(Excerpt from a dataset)
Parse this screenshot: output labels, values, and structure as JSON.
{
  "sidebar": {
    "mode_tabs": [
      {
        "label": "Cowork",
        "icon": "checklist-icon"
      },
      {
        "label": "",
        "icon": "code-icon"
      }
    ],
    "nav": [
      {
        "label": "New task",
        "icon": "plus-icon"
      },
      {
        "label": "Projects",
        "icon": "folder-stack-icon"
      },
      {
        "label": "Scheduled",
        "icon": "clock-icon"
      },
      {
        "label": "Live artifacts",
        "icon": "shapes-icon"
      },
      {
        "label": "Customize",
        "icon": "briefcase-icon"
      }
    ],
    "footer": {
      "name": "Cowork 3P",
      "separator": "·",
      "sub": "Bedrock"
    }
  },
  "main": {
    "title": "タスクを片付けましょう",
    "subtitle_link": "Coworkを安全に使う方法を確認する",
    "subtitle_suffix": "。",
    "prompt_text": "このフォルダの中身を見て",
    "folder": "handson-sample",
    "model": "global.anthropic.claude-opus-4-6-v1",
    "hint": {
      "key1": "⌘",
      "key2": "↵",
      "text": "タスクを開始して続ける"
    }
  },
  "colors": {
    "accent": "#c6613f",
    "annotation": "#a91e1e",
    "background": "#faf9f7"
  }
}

● **WHAT YOU NEED TO DO**:
Recopy the whole listing exactly.

● **RESULT OF THE EXERCISE**:
Parse this screenshot: output labels, values, and structure as JSON.
{
  "sidebar": {
    "mode_tabs": [
      {
        "label": "Cowork",
        "icon": "checklist-icon"
      },
      {
        "label": "",
        "icon": "code-icon"
      }
    ],
    "nav": [
      {
        "label": "New task",
        "icon": "plus-icon"
      },
      {
        "label": "Projects",
        "icon": "folder-stack-icon"
      },
      {
        "label": "Scheduled",
        "icon": "clock-icon"
      },
      {
        "label": "Live artifacts",
        "icon": "shapes-icon"
      },
      {
        "label": "Customize",
        "icon": "briefcase-icon"
      }
    ],
    "footer": {
      "name": "Cowork 3P",
      "separator": "·",
      "sub": "Bedrock"
    }
  },
  "main": {
    "title": "タスクを片付けましょう",
    "subtitle_link": "Coworkを安全に使う方法を確認する",
    "subtitle_suffix": "。",
    "prompt_text": "このフォルダの中身を見て",
    "folder": "handson-sample",
    "model": "global.anthropic.claude-opus-4-6-v1",
    "hint": {
      "key1": "⌘",
      "key2": "↵",
      "text": "タスクを開始して続ける"
    }
  },
  "colors": {
    "accent": "#c6613f",
    "annotation": "#a91e1e",
    "background": "#faf9f7"
  }
}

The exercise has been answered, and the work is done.